# EXERCISE AIM
Quote the records that follow in full and exactly; leave out the pictures.

# Stored data
▬▬▬▬▬▬▬▬▬▬
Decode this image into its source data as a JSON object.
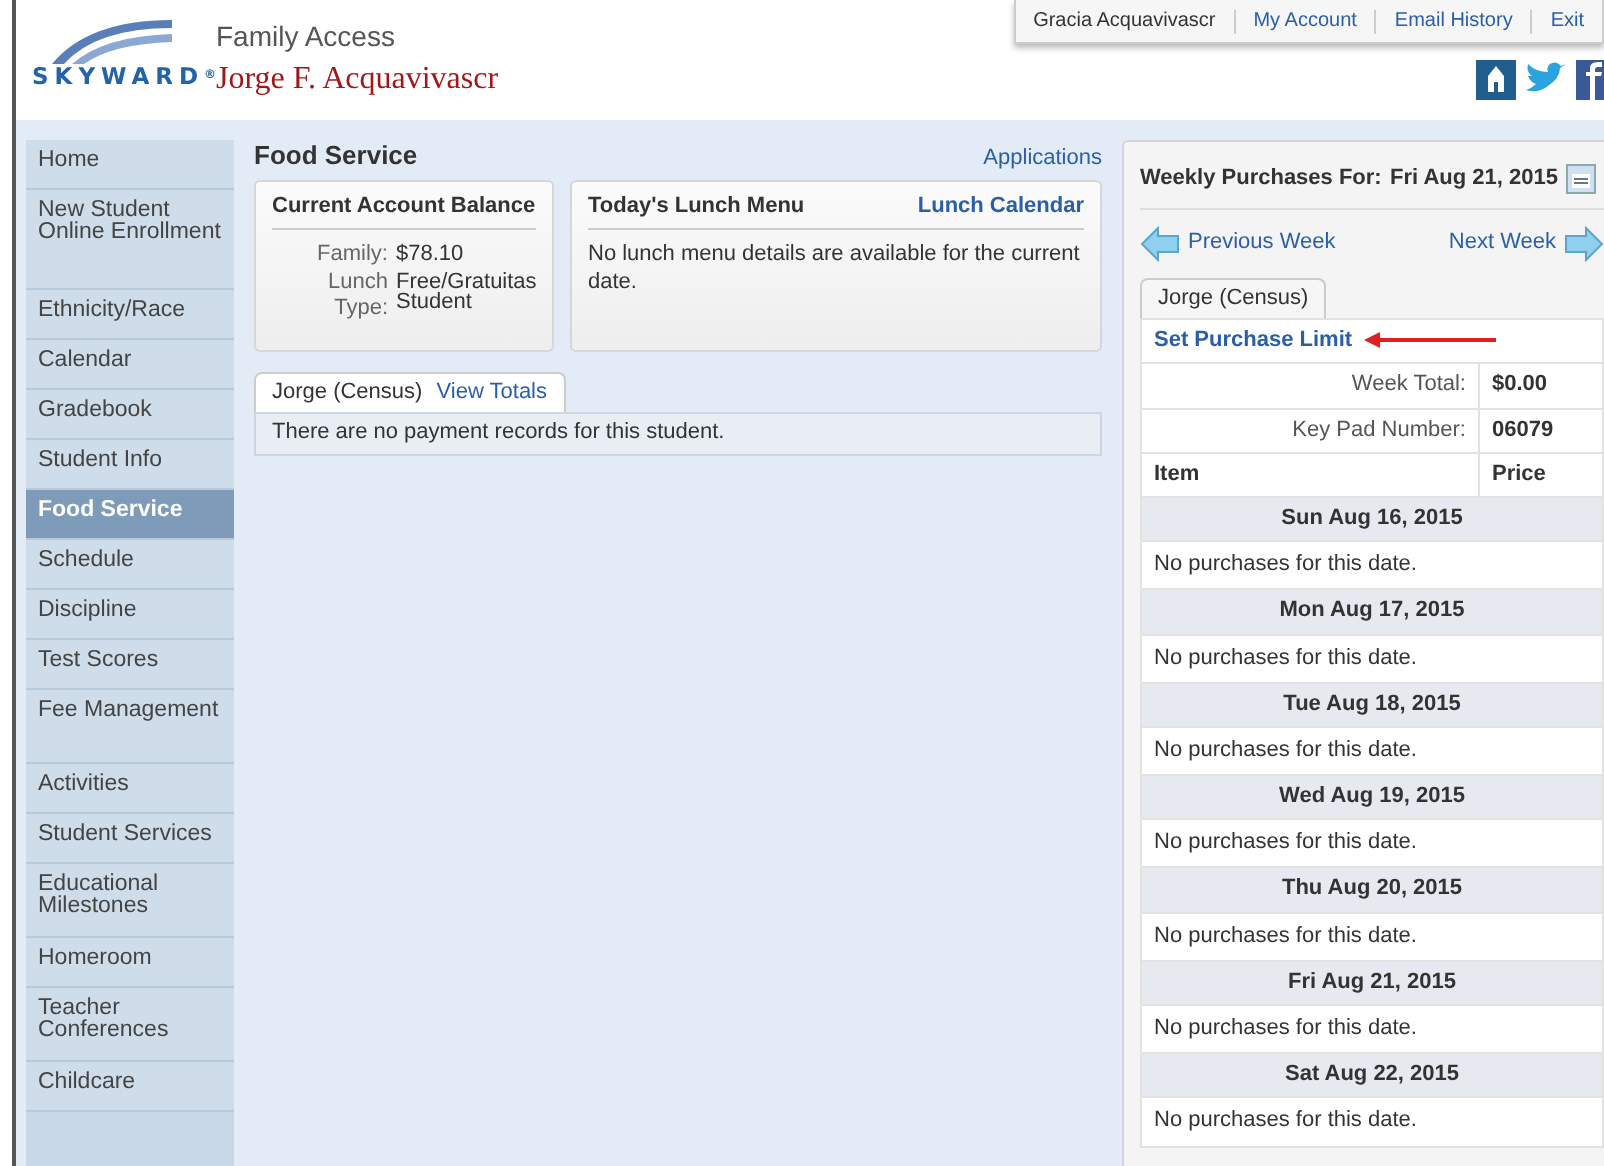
{
  "header": {
    "logo_text": "SKYWARD$^{®}$",
    "app_title": "Family Access",
    "student_name": "Jorge F. Acquavivascr",
    "top_links": [
      {
        "label": "Gracia Acquavivascr",
        "kind": "user"
      },
      {
        "label": "My Account",
        "kind": "link"
      },
      {
        "label": "Email History",
        "kind": "link"
      },
      {
        "label": "Exit",
        "kind": "link"
      }
    ]
  },
  "sidebar": {
    "items": [
      {
        "label": "Home",
        "selected": false
      },
      {
        "label": "New Student Online Enrollment",
        "selected": false
      },
      {
        "label": "Ethnicity/Race",
        "selected": false
      },
      {
        "label": "Calendar",
        "selected": false
      },
      {
        "label": "Gradebook",
        "selected": false
      },
      {
        "label": "Student Info",
        "selected": false
      },
      {
        "label": "Food Service",
        "selected": true
      },
      {
        "label": "Schedule",
        "selected": false
      },
      {
        "label": "Discipline",
        "selected": false
      },
      {
        "label": "Test Scores",
        "selected": false
      },
      {
        "label": "Fee Management",
        "selected": false
      },
      {
        "label": "Activities",
        "selected": false
      },
      {
        "label": "Student Services",
        "selected": false
      },
      {
        "label": "Educational Milestones",
        "selected": false
      },
      {
        "label": "Homeroom",
        "selected": false
      },
      {
        "label": "Teacher Conferences",
        "selected": false
      },
      {
        "label": "Childcare",
        "selected": false
      }
    ]
  },
  "main": {
    "title": "Food Service",
    "applications_link": "Applications",
    "balance_card": {
      "title": "Current Account Balance",
      "rows": [
        {
          "label": "Family:",
          "value": "$78.10"
        },
        {
          "label": "Lunch Type:",
          "value": "Free/Gratuitas Student"
        }
      ]
    },
    "lunch_card": {
      "title": "Today's Lunch Menu",
      "link": "Lunch Calendar",
      "message": "No lunch menu details are available for the current date."
    },
    "tab": {
      "label": "Jorge (Census)",
      "link": "View Totals"
    },
    "message": "There are no payment records for this student."
  },
  "weekly": {
    "label": "Weekly Purchases For:",
    "date": "Fri Aug 21, 2015",
    "previous": "Previous Week",
    "next": "Next Week",
    "tab": "Jorge (Census)",
    "limit_link": "Set Purchase Limit",
    "summary": [
      {
        "label": "Week Total:",
        "value": "$0.00"
      },
      {
        "label": "Key Pad Number:",
        "value": "06079"
      }
    ],
    "columns": [
      "Item",
      "Price"
    ],
    "days": [
      {
        "date": "Sun Aug 16, 2015",
        "message": "No purchases for this date."
      },
      {
        "date": "Mon Aug 17, 2015",
        "message": "No purchases for this date."
      },
      {
        "date": "Tue Aug 18, 2015",
        "message": "No purchases for this date."
      },
      {
        "date": "Wed Aug 19, 2015",
        "message": "No purchases for this date."
      },
      {
        "date": "Thu Aug 20, 2015",
        "message": "No purchases for this date."
      },
      {
        "date": "Fri Aug 21, 2015",
        "message": "No purchases for this date."
      },
      {
        "date": "Sat Aug 22, 2015",
        "message": "No purchases for this date."
      }
    ]
  }
}
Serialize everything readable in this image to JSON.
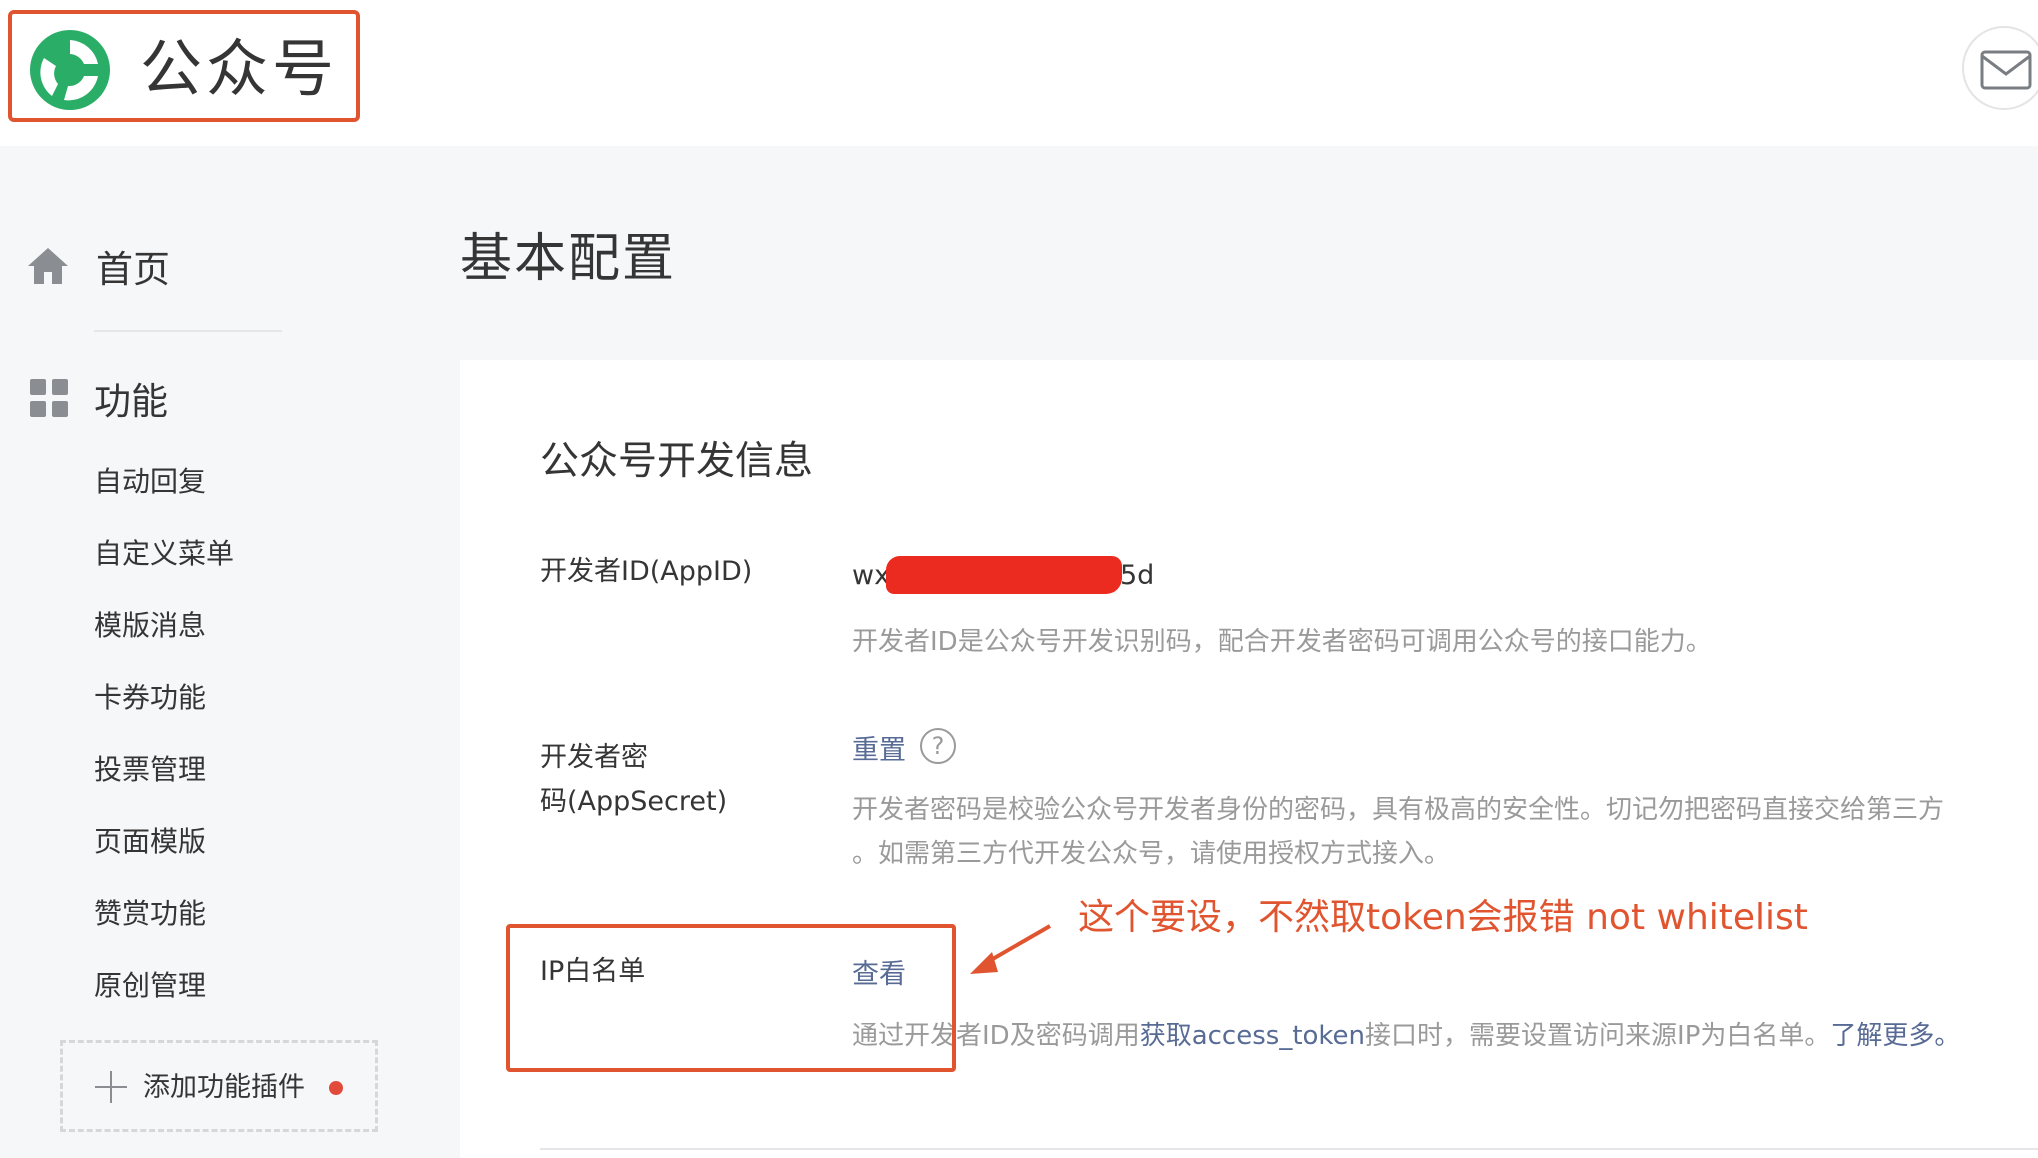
{
  "header": {
    "logo_text": "公众号",
    "icon": "mail-icon"
  },
  "sidebar": {
    "home_label": "首页",
    "function_label": "功能",
    "items": [
      {
        "label": "自动回复"
      },
      {
        "label": "自定义菜单"
      },
      {
        "label": "模版消息"
      },
      {
        "label": "卡券功能"
      },
      {
        "label": "投票管理"
      },
      {
        "label": "页面模版"
      },
      {
        "label": "赞赏功能"
      },
      {
        "label": "原创管理"
      }
    ],
    "add_plugin_label": "添加功能插件"
  },
  "main": {
    "page_title": "基本配置",
    "section_title": "公众号开发信息",
    "appid": {
      "label": "开发者ID(AppID)",
      "value_prefix": "wx",
      "value_suffix": "5d",
      "desc": "开发者ID是公众号开发识别码，配合开发者密码可调用公众号的接口能力。"
    },
    "appsecret": {
      "label_line1": "开发者密",
      "label_line2": "码(AppSecret)",
      "reset_link": "重置",
      "help_glyph": "?",
      "desc_line1": "开发者密码是校验公众号开发者身份的密码，具有极高的安全性。切记勿把密码直接交给第三方",
      "desc_line2": "。如需第三方代开发公众号，请使用授权方式接入。"
    },
    "ip_whitelist": {
      "label": "IP白名单",
      "view_link": "查看",
      "desc_part1": "通过开发者ID及密码调用",
      "desc_link": "获取access_token",
      "desc_part2": "接口时，需要设置访问来源IP为白名单。",
      "learn_more": "了解更多。"
    }
  },
  "annotation": {
    "text": "这个要设，不然取token会报错 not whitelist",
    "color": "#e0552f"
  },
  "colors": {
    "accent_red": "#e0552f",
    "link": "#576b95",
    "redaction": "#ec2b20",
    "logo_green": "#2aae67"
  }
}
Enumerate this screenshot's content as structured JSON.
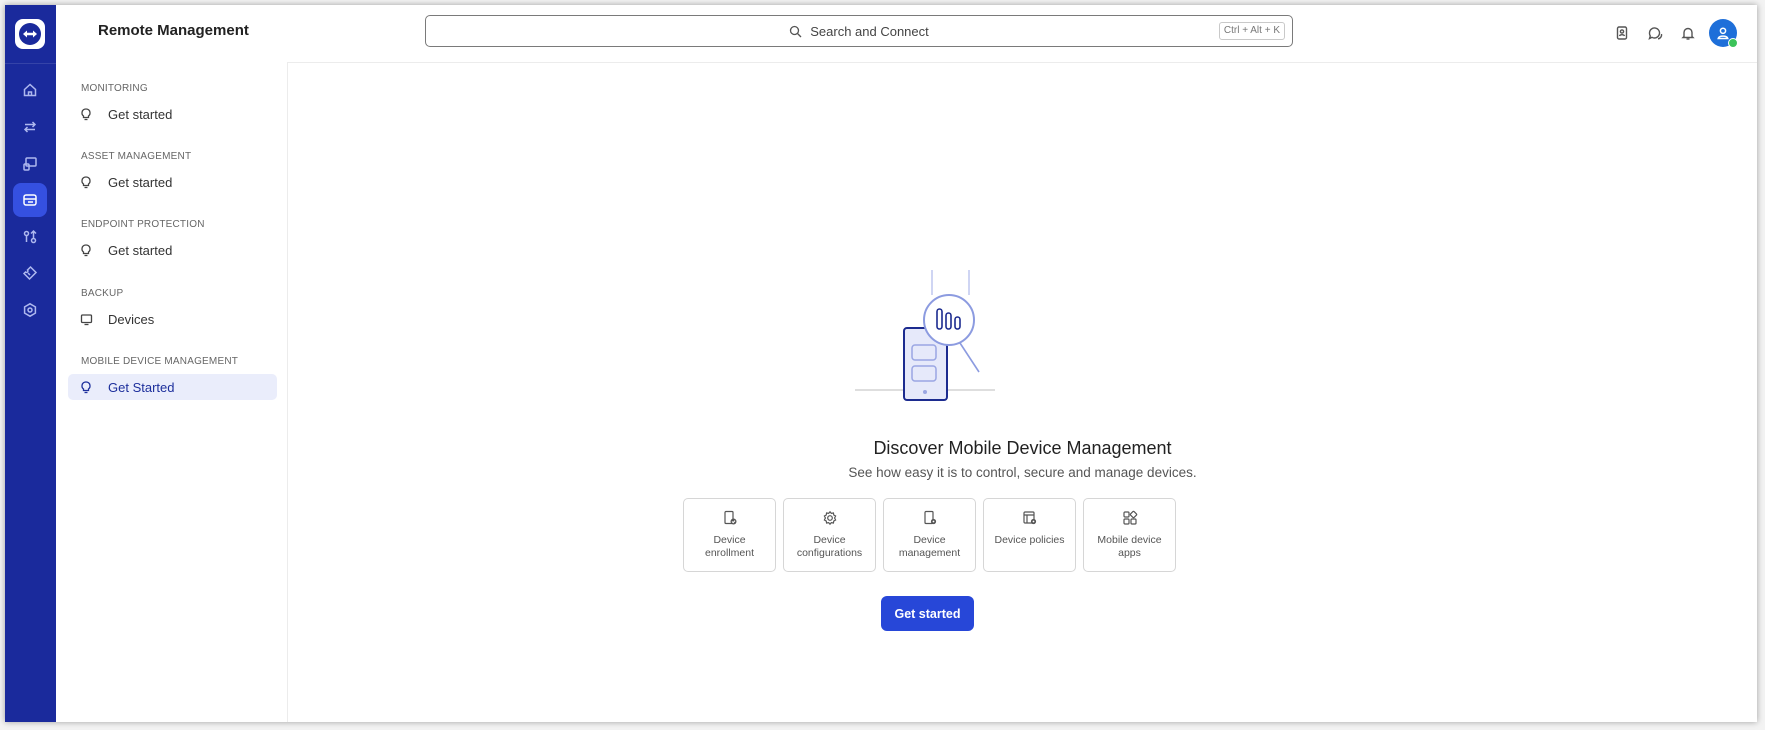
{
  "app": {
    "title": "Remote Management"
  },
  "search": {
    "placeholder": "Search and Connect",
    "shortcut": "Ctrl + Alt + K"
  },
  "rail": {
    "items": [
      {
        "icon": "home-icon"
      },
      {
        "icon": "swap-arrows-icon"
      },
      {
        "icon": "remote-screen-icon"
      },
      {
        "icon": "remote-management-icon",
        "active": true
      },
      {
        "icon": "integrations-icon"
      },
      {
        "icon": "ticket-icon"
      },
      {
        "icon": "settings-hex-icon"
      }
    ]
  },
  "topbar": {
    "icons": [
      "contacts-icon",
      "chat-icon",
      "bell-icon"
    ],
    "avatar_status": "online"
  },
  "sidebar": {
    "sections": [
      {
        "title": "MONITORING",
        "items": [
          {
            "label": "Get started",
            "icon": "lightbulb-icon"
          }
        ]
      },
      {
        "title": "ASSET MANAGEMENT",
        "items": [
          {
            "label": "Get started",
            "icon": "lightbulb-icon"
          }
        ]
      },
      {
        "title": "ENDPOINT PROTECTION",
        "items": [
          {
            "label": "Get started",
            "icon": "lightbulb-icon"
          }
        ]
      },
      {
        "title": "BACKUP",
        "items": [
          {
            "label": "Devices",
            "icon": "monitor-icon"
          }
        ]
      },
      {
        "title": "MOBILE DEVICE MANAGEMENT",
        "items": [
          {
            "label": "Get Started",
            "icon": "lightbulb-icon",
            "active": true
          }
        ]
      }
    ]
  },
  "main": {
    "heading": "Discover Mobile Device Management",
    "subheading": "See how easy it is to control, secure and manage devices.",
    "cards": [
      {
        "label": "Device enrollment",
        "icon": "device-check-icon"
      },
      {
        "label": "Device configurations",
        "icon": "gear-icon"
      },
      {
        "label": "Device management",
        "icon": "device-gear-icon"
      },
      {
        "label": "Device policies",
        "icon": "policy-icon"
      },
      {
        "label": "Mobile device apps",
        "icon": "apps-icon"
      }
    ],
    "cta_label": "Get started"
  },
  "colors": {
    "rail": "#1a2a9c",
    "accent": "#2747d8",
    "active_bg": "#eaedfb",
    "online": "#3cc35a"
  }
}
▬▬▬▬▬▬▬▬▬▬
# RESPONSE FOR THIS EXERCISE
Decode this image into its source data as a JSON object.
{
  "header": {
    "logo_text": "SKYWARD$^{®}$",
    "app_title": "Family Access",
    "student_name": "Jorge F. Acquavivascr",
    "top_links": [
      {
        "label": "Gracia Acquavivascr",
        "kind": "user"
      },
      {
        "label": "My Account",
        "kind": "link"
      },
      {
        "label": "Email History",
        "kind": "link"
      },
      {
        "label": "Exit",
        "kind": "link"
      }
    ]
  },
  "sidebar": {
    "items": [
      {
        "label": "Home",
        "selected": false
      },
      {
        "label": "New Student Online Enrollment",
        "selected": false
      },
      {
        "label": "Ethnicity/Race",
        "selected": false
      },
      {
        "label": "Calendar",
        "selected": false
      },
      {
        "label": "Gradebook",
        "selected": false
      },
      {
        "label": "Student Info",
        "selected": false
      },
      {
        "label": "Food Service",
        "selected": true
      },
      {
        "label": "Schedule",
        "selected": false
      },
      {
        "label": "Discipline",
        "selected": false
      },
      {
        "label": "Test Scores",
        "selected": false
      },
      {
        "label": "Fee Management",
        "selected": false
      },
      {
        "label": "Activities",
        "selected": false
      },
      {
        "label": "Student Services",
        "selected": false
      },
      {
        "label": "Educational Milestones",
        "selected": false
      },
      {
        "label": "Homeroom",
        "selected": false
      },
      {
        "label": "Teacher Conferences",
        "selected": false
      },
      {
        "label": "Childcare",
        "selected": false
      }
    ]
  },
  "main": {
    "title": "Food Service",
    "applications_link": "Applications",
    "balance_card": {
      "title": "Current Account Balance",
      "rows": [
        {
          "label": "Family:",
          "value": "$78.10"
        },
        {
          "label": "Lunch Type:",
          "value": "Free/Gratuitas Student"
        }
      ]
    },
    "lunch_card": {
      "title": "Today's Lunch Menu",
      "link": "Lunch Calendar",
      "message": "No lunch menu details are available for the current date."
    },
    "tab": {
      "label": "Jorge (Census)",
      "link": "View Totals"
    },
    "message": "There are no payment records for this student."
  },
  "weekly": {
    "label": "Weekly Purchases For:",
    "date": "Fri Aug 21, 2015",
    "previous": "Previous Week",
    "next": "Next Week",
    "tab": "Jorge (Census)",
    "limit_link": "Set Purchase Limit",
    "summary": [
      {
        "label": "Week Total:",
        "value": "$0.00"
      },
      {
        "label": "Key Pad Number:",
        "value": "06079"
      }
    ],
    "columns": [
      "Item",
      "Price"
    ],
    "days": [
      {
        "date": "Sun Aug 16, 2015",
        "message": "No purchases for this date."
      },
      {
        "date": "Mon Aug 17, 2015",
        "message": "No purchases for this date."
      },
      {
        "date": "Tue Aug 18, 2015",
        "message": "No purchases for this date."
      },
      {
        "date": "Wed Aug 19, 2015",
        "message": "No purchases for this date."
      },
      {
        "date": "Thu Aug 20, 2015",
        "message": "No purchases for this date."
      },
      {
        "date": "Fri Aug 21, 2015",
        "message": "No purchases for this date."
      },
      {
        "date": "Sat Aug 22, 2015",
        "message": "No purchases for this date."
      }
    ]
  }
}
Serialize everything readable in this image to JSON.
{
  "header": {
    "logo_text": "公众号",
    "icon": "mail-icon"
  },
  "sidebar": {
    "home_label": "首页",
    "function_label": "功能",
    "items": [
      {
        "label": "自动回复"
      },
      {
        "label": "自定义菜单"
      },
      {
        "label": "模版消息"
      },
      {
        "label": "卡券功能"
      },
      {
        "label": "投票管理"
      },
      {
        "label": "页面模版"
      },
      {
        "label": "赞赏功能"
      },
      {
        "label": "原创管理"
      }
    ],
    "add_plugin_label": "添加功能插件"
  },
  "main": {
    "page_title": "基本配置",
    "section_title": "公众号开发信息",
    "appid": {
      "label": "开发者ID(AppID)",
      "value_prefix": "wx",
      "value_suffix": "5d",
      "desc": "开发者ID是公众号开发识别码，配合开发者密码可调用公众号的接口能力。"
    },
    "appsecret": {
      "label_line1": "开发者密",
      "label_line2": "码(AppSecret)",
      "reset_link": "重置",
      "help_glyph": "?",
      "desc_line1": "开发者密码是校验公众号开发者身份的密码，具有极高的安全性。切记勿把密码直接交给第三方",
      "desc_line2": "。如需第三方代开发公众号，请使用授权方式接入。"
    },
    "ip_whitelist": {
      "label": "IP白名单",
      "view_link": "查看",
      "desc_part1": "通过开发者ID及密码调用",
      "desc_link": "获取access_token",
      "desc_part2": "接口时，需要设置访问来源IP为白名单。",
      "learn_more": "了解更多。"
    }
  },
  "annotation": {
    "text": "这个要设，不然取token会报错 not whitelist",
    "color": "#e0552f"
  },
  "colors": {
    "accent_red": "#e0552f",
    "link": "#576b95",
    "redaction": "#ec2b20",
    "logo_green": "#2aae67"
  }
}
Enumerate this screenshot's content as structured JSON.
{
  "app": {
    "title": "Remote Management"
  },
  "search": {
    "placeholder": "Search and Connect",
    "shortcut": "Ctrl + Alt + K"
  },
  "rail": {
    "items": [
      {
        "icon": "home-icon"
      },
      {
        "icon": "swap-arrows-icon"
      },
      {
        "icon": "remote-screen-icon"
      },
      {
        "icon": "remote-management-icon",
        "active": true
      },
      {
        "icon": "integrations-icon"
      },
      {
        "icon": "ticket-icon"
      },
      {
        "icon": "settings-hex-icon"
      }
    ]
  },
  "topbar": {
    "icons": [
      "contacts-icon",
      "chat-icon",
      "bell-icon"
    ],
    "avatar_status": "online"
  },
  "sidebar": {
    "sections": [
      {
        "title": "MONITORING",
        "items": [
          {
            "label": "Get started",
            "icon": "lightbulb-icon"
          }
        ]
      },
      {
        "title": "ASSET MANAGEMENT",
        "items": [
          {
            "label": "Get started",
            "icon": "lightbulb-icon"
          }
        ]
      },
      {
        "title": "ENDPOINT PROTECTION",
        "items": [
          {
            "label": "Get started",
            "icon": "lightbulb-icon"
          }
        ]
      },
      {
        "title": "BACKUP",
        "items": [
          {
            "label": "Devices",
            "icon": "monitor-icon"
          }
        ]
      },
      {
        "title": "MOBILE DEVICE MANAGEMENT",
        "items": [
          {
            "label": "Get Started",
            "icon": "lightbulb-icon",
            "active": true
          }
        ]
      }
    ]
  },
  "main": {
    "heading": "Discover Mobile Device Management",
    "subheading": "See how easy it is to control, secure and manage devices.",
    "cards": [
      {
        "label": "Device enrollment",
        "icon": "device-check-icon"
      },
      {
        "label": "Device configurations",
        "icon": "gear-icon"
      },
      {
        "label": "Device management",
        "icon": "device-gear-icon"
      },
      {
        "label": "Device policies",
        "icon": "policy-icon"
      },
      {
        "label": "Mobile device apps",
        "icon": "apps-icon"
      }
    ],
    "cta_label": "Get started"
  },
  "colors": {
    "rail": "#1a2a9c",
    "accent": "#2747d8",
    "active_bg": "#eaedfb",
    "online": "#3cc35a"
  }
}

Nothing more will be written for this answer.